#### EXERCISE MATERIAL ####

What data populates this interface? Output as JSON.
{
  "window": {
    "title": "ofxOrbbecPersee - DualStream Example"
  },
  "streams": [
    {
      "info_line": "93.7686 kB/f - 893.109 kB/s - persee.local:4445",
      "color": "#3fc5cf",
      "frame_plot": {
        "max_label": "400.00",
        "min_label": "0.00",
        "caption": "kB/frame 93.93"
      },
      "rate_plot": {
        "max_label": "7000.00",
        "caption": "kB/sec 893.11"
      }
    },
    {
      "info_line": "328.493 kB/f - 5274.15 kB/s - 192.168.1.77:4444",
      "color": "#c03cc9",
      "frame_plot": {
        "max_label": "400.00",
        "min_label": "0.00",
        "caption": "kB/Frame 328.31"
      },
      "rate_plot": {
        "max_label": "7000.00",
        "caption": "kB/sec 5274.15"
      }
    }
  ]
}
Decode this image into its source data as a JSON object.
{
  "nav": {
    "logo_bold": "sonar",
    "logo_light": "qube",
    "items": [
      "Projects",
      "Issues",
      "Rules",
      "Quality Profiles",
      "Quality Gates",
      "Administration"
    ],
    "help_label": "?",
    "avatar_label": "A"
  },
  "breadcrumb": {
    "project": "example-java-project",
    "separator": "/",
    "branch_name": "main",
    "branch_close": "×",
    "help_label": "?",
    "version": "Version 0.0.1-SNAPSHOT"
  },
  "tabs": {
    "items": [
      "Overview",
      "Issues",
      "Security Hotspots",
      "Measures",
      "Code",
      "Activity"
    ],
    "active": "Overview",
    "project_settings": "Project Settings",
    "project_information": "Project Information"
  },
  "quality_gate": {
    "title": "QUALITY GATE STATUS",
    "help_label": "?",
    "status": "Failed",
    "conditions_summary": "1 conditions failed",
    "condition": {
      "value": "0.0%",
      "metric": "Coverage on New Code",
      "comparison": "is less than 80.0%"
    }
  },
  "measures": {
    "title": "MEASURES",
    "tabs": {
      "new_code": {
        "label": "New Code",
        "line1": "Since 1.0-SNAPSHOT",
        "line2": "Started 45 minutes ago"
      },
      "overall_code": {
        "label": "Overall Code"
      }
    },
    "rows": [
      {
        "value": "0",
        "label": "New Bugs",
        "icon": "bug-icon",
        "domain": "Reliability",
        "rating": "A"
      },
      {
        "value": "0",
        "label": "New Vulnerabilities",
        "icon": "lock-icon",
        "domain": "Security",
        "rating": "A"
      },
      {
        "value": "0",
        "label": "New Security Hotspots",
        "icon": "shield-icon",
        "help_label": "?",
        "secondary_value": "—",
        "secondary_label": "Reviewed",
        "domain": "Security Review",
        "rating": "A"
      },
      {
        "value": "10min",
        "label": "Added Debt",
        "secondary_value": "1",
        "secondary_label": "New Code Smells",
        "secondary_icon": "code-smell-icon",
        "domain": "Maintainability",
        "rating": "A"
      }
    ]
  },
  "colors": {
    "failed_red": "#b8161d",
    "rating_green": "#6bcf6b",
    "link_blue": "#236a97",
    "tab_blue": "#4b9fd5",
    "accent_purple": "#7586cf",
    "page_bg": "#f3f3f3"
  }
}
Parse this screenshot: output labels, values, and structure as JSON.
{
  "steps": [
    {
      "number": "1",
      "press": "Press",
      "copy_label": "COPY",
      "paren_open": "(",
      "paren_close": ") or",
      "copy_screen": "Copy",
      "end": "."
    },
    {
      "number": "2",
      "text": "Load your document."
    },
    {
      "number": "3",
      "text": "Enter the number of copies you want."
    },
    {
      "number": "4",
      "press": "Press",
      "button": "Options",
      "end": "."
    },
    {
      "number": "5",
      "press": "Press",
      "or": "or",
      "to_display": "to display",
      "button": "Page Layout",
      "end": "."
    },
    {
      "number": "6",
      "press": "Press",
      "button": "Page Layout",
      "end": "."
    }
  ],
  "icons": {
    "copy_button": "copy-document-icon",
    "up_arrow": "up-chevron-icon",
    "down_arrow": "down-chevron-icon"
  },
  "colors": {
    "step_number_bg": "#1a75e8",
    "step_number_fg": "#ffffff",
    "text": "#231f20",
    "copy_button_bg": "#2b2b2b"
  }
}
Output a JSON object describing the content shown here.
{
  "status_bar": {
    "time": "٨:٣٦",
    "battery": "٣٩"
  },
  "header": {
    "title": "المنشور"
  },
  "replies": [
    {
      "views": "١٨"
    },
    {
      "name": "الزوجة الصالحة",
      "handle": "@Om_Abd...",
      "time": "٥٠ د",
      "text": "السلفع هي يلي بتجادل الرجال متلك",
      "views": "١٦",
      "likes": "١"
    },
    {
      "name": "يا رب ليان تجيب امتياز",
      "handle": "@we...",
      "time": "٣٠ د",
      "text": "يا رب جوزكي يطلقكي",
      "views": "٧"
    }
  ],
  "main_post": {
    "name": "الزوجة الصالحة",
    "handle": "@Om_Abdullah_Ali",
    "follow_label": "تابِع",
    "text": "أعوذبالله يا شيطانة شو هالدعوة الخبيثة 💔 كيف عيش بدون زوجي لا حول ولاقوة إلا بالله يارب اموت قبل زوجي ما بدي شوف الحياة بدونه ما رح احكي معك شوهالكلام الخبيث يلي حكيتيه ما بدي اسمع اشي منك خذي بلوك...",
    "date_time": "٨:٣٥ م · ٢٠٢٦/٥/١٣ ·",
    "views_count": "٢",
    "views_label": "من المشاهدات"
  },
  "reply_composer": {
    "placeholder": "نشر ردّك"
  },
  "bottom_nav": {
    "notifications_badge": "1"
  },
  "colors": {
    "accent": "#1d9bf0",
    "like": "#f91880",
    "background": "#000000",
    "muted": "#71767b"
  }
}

####

**DESCRIPTION OF THE TASK:** Every line above needs to be retyped exactly.

**EXERCISE SOLUTION:**
What data populates this interface? Output as JSON.
{
  "window": {
    "title": "ofxOrbbecPersee - DualStream Example"
  },
  "streams": [
    {
      "info_line": "93.7686 kB/f - 893.109 kB/s - persee.local:4445",
      "color": "#3fc5cf",
      "frame_plot": {
        "max_label": "400.00",
        "min_label": "0.00",
        "caption": "kB/frame 93.93"
      },
      "rate_plot": {
        "max_label": "7000.00",
        "caption": "kB/sec 893.11"
      }
    },
    {
      "info_line": "328.493 kB/f - 5274.15 kB/s - 192.168.1.77:4444",
      "color": "#c03cc9",
      "frame_plot": {
        "max_label": "400.00",
        "min_label": "0.00",
        "caption": "kB/Frame 328.31"
      },
      "rate_plot": {
        "max_label": "7000.00",
        "caption": "kB/sec 5274.15"
      }
    }
  ]
}
Decode this image into its source data as a JSON object.
{
  "nav": {
    "logo_bold": "sonar",
    "logo_light": "qube",
    "items": [
      "Projects",
      "Issues",
      "Rules",
      "Quality Profiles",
      "Quality Gates",
      "Administration"
    ],
    "help_label": "?",
    "avatar_label": "A"
  },
  "breadcrumb": {
    "project": "example-java-project",
    "separator": "/",
    "branch_name": "main",
    "branch_close": "×",
    "help_label": "?",
    "version": "Version 0.0.1-SNAPSHOT"
  },
  "tabs": {
    "items": [
      "Overview",
      "Issues",
      "Security Hotspots",
      "Measures",
      "Code",
      "Activity"
    ],
    "active": "Overview",
    "project_settings": "Project Settings",
    "project_information": "Project Information"
  },
  "quality_gate": {
    "title": "QUALITY GATE STATUS",
    "help_label": "?",
    "status": "Failed",
    "conditions_summary": "1 conditions failed",
    "condition": {
      "value": "0.0%",
      "metric": "Coverage on New Code",
      "comparison": "is less than 80.0%"
    }
  },
  "measures": {
    "title": "MEASURES",
    "tabs": {
      "new_code": {
        "label": "New Code",
        "line1": "Since 1.0-SNAPSHOT",
        "line2": "Started 45 minutes ago"
      },
      "overall_code": {
        "label": "Overall Code"
      }
    },
    "rows": [
      {
        "value": "0",
        "label": "New Bugs",
        "icon": "bug-icon",
        "domain": "Reliability",
        "rating": "A"
      },
      {
        "value": "0",
        "label": "New Vulnerabilities",
        "icon": "lock-icon",
        "domain": "Security",
        "rating": "A"
      },
      {
        "value": "0",
        "label": "New Security Hotspots",
        "icon": "shield-icon",
        "help_label": "?",
        "secondary_value": "—",
        "secondary_label": "Reviewed",
        "domain": "Security Review",
        "rating": "A"
      },
      {
        "value": "10min",
        "label": "Added Debt",
        "secondary_value": "1",
        "secondary_label": "New Code Smells",
        "secondary_icon": "code-smell-icon",
        "domain": "Maintainability",
        "rating": "A"
      }
    ]
  },
  "colors": {
    "failed_red": "#b8161d",
    "rating_green": "#6bcf6b",
    "link_blue": "#236a97",
    "tab_blue": "#4b9fd5",
    "accent_purple": "#7586cf",
    "page_bg": "#f3f3f3"
  }
}
Parse this screenshot: output labels, values, and structure as JSON.
{
  "steps": [
    {
      "number": "1",
      "press": "Press",
      "copy_label": "COPY",
      "paren_open": "(",
      "paren_close": ") or",
      "copy_screen": "Copy",
      "end": "."
    },
    {
      "number": "2",
      "text": "Load your document."
    },
    {
      "number": "3",
      "text": "Enter the number of copies you want."
    },
    {
      "number": "4",
      "press": "Press",
      "button": "Options",
      "end": "."
    },
    {
      "number": "5",
      "press": "Press",
      "or": "or",
      "to_display": "to display",
      "button": "Page Layout",
      "end": "."
    },
    {
      "number": "6",
      "press": "Press",
      "button": "Page Layout",
      "end": "."
    }
  ],
  "icons": {
    "copy_button": "copy-document-icon",
    "up_arrow": "up-chevron-icon",
    "down_arrow": "down-chevron-icon"
  },
  "colors": {
    "step_number_bg": "#1a75e8",
    "step_number_fg": "#ffffff",
    "text": "#231f20",
    "copy_button_bg": "#2b2b2b"
  }
}
Output a JSON object describing the content shown here.
{
  "status_bar": {
    "time": "٨:٣٦",
    "battery": "٣٩"
  },
  "header": {
    "title": "المنشور"
  },
  "replies": [
    {
      "views": "١٨"
    },
    {
      "name": "الزوجة الصالحة",
      "handle": "@Om_Abd...",
      "time": "٥٠ د",
      "text": "السلفع هي يلي بتجادل الرجال متلك",
      "views": "١٦",
      "likes": "١"
    },
    {
      "name": "يا رب ليان تجيب امتياز",
      "handle": "@we...",
      "time": "٣٠ د",
      "text": "يا رب جوزكي يطلقكي",
      "views": "٧"
    }
  ],
  "main_post": {
    "name": "الزوجة الصالحة",
    "handle": "@Om_Abdullah_Ali",
    "follow_label": "تابِع",
    "text": "أعوذبالله يا شيطانة شو هالدعوة الخبيثة 💔 كيف عيش بدون زوجي لا حول ولاقوة إلا بالله يارب اموت قبل زوجي ما بدي شوف الحياة بدونه ما رح احكي معك شوهالكلام الخبيث يلي حكيتيه ما بدي اسمع اشي منك خذي بلوك...",
    "date_time": "٨:٣٥ م · ٢٠٢٦/٥/١٣ ·",
    "views_count": "٢",
    "views_label": "من المشاهدات"
  },
  "reply_composer": {
    "placeholder": "نشر ردّك"
  },
  "bottom_nav": {
    "notifications_badge": "1"
  },
  "colors": {
    "accent": "#1d9bf0",
    "like": "#f91880",
    "background": "#000000",
    "muted": "#71767b"
  }
}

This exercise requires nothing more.